Go through the listing below and list every line with "怒目而视".

┄┄┄┄┄┄┄┄┄┄┄┄┄┄┄┄┄┄┄┄

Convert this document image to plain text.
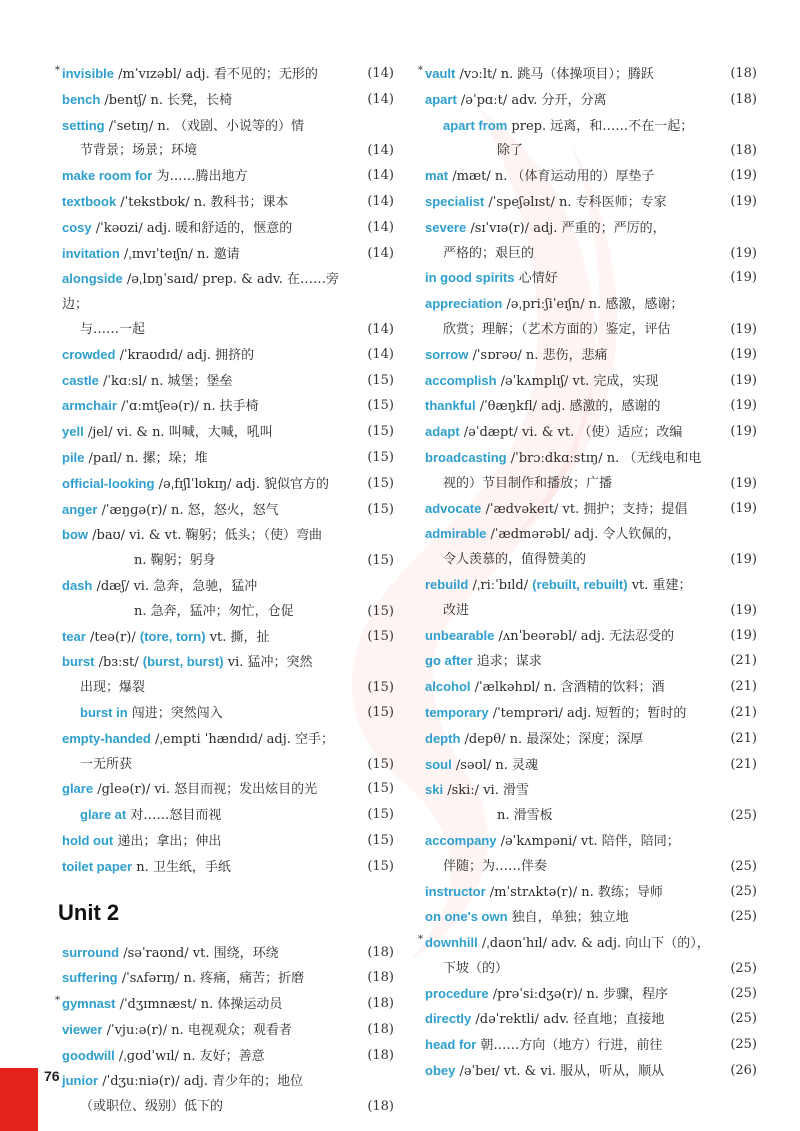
* invisible /mˈvɪzəbl/ adj. 看不见的；无形的	(14)
bench /bentʃ/ n. 长凳，长椅	(14)
setting /ˈsetɪŋ/ n. （戏剧、小说等的）情
节背景；场景；环境	(14)
make room for 为……腾出地方	(14)
textbook /ˈtekstbʊk/ n. 教科书；课本	(14)
cosy /ˈkəʊzi/ adj. 暖和舒适的，惬意的	(14)
invitation /ˌɪnvɪˈteɪʃn/ n. 邀请	(14)
alongside /əˌlɒŋˈsaɪd/ prep. & adv. 在……旁边；
与……一起	(14)
crowded /ˈkraʊdɪd/ adj. 拥挤的	(14)
castle /ˈkɑːsl/ n. 城堡；堡垒	(15)
armchair /ˈɑːmtʃeə(r)/ n. 扶手椅	(15)
yell /jel/ vi. & n. 叫喊，大喊，吼叫	(15)
pile /paɪl/ n. 摞；垛；堆	(15)
official-looking /əˌfɪʃlˈlʊkɪŋ/ adj. 貌似官方的	(15)
anger /ˈæŋɡə(r)/ n. 怒，怒火，怒气	(15)
bow /baʊ/ vi. & vt. 鞠躬；低头；（使）弯曲
n. 鞠躬；躬身	(15)
dash /dæʃ/ vi. 急奔，急驰，猛冲
n. 急奔，猛冲；匆忙，仓促	(15)
tear /teə(r)/ (tore, torn) vt. 撕，扯	(15)
burst /bɜːst/ (burst, burst) vi. 猛冲；突然
出现；爆裂	(15)
burst in 闯进；突然闯入	(15)
empty-handed /ˌempti ˈhændɪd/ adj. 空手；
一无所获	(15)
glare /gleə(r)/ vi. 怒目而视；发出炫目的光	(15)
glare at 对……怒目而视	(15)
hold out 递出；拿出；伸出	(15)
toilet paper n. 卫生纸，手纸	(15)
Unit 2
surround /səˈraʊnd/ vt. 围绕，环绕	(18)
suffering /ˈsʌfərɪŋ/ n. 疼痛，痛苦；折磨	(18)
* gymnast /ˈdʒɪmnæst/ n. 体操运动员	(18)
viewer /ˈvjuːə(r)/ n. 电视观众；观看者	(18)
goodwill /ˌɡʊdˈwɪl/ n. 友好；善意	(18)
junior /ˈdʒuːniə(r)/ adj. 青少年的；地位
（或职位、级别）低下的	(18)
* vault /vɔːlt/ n. 跳马（体操项目）；腾跃	(18)
apart /əˈpɑːt/ adv. 分开，分离	(18)
apart from prep. 远离，和……不在一起；
除了	(18)
mat /mæt/ n. （体育运动用的）厚垫子	(19)
specialist /ˈspeʃəlɪst/ n. 专科医师；专家	(19)
severe /sɪˈvɪə(r)/ adj. 严重的；严厉的，
严格的；艰巨的	(19)
in good spirits 心情好	(19)
appreciation /əˌpriːʃiˈeɪʃn/ n. 感激，感谢；
欣赏；理解；（艺术方面的）鉴定，评估	(19)
sorrow /ˈsɒrəʊ/ n. 悲伤，悲痛	(19)
accomplish /əˈkʌmplɪʃ/ vt. 完成，实现	(19)
thankful /ˈθæŋkfl/ adj. 感激的，感谢的	(19)
adapt /əˈdæpt/ vi. & vt. （使）适应；改编	(19)
broadcasting /ˈbrɔːdkɑːstɪŋ/ n. （无线电和电
视的）节目制作和播放；广播	(19)
advocate /ˈædvəkeɪt/ vt. 拥护；支持；提倡	(19)
admirable /ˈædmərəbl/ adj. 令人钦佩的，
令人羡慕的，值得赞美的	(19)
rebuild /ˌriːˈbɪld/ (rebuilt, rebuilt) vt. 重建；
改进	(19)
unbearable /ʌnˈbeərəbl/ adj. 无法忍受的	(19)
go after 追求；谋求	(21)
alcohol /ˈælkəhɒl/ n. 含酒精的饮料；酒	(21)
temporary /ˈtemprəri/ adj. 短暂的；暂时的	(21)
depth /depθ/ n. 最深处；深度；深厚	(21)
soul /səʊl/ n. 灵魂	(21)
ski /skiː/ vi. 滑雪
n. 滑雪板	(25)
accompany /əˈkʌmpəni/ vt. 陪伴，陪同；
伴随；为……伴奏	(25)
instructor /mˈstrʌktə(r)/ n. 教练；导师	(25)
on one's own 独自，单独；独立地	(25)
* downhill /ˌdaʊnˈhɪl/ adv. & adj. 向山下（的），
下坡（的）	(25)
procedure /prəˈsiːdʒə(r)/ n. 步骤，程序	(25)
directly /dəˈrektli/ adv. 径直地；直接地	(25)
head for 朝……方向（地方）行进，前往	(25)
obey /əˈbeɪ/ vt. & vi. 服从，听从，顺从	(26)
76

┄┄┄┄┄┄┄┄┄┄┄┄┄┄┄┄┄┄┄┄

Result of the exercise |
glare /gleə(r)/ vi. 怒目而视；发出炫目的光	(15)
glare at 对……怒目而视	(15)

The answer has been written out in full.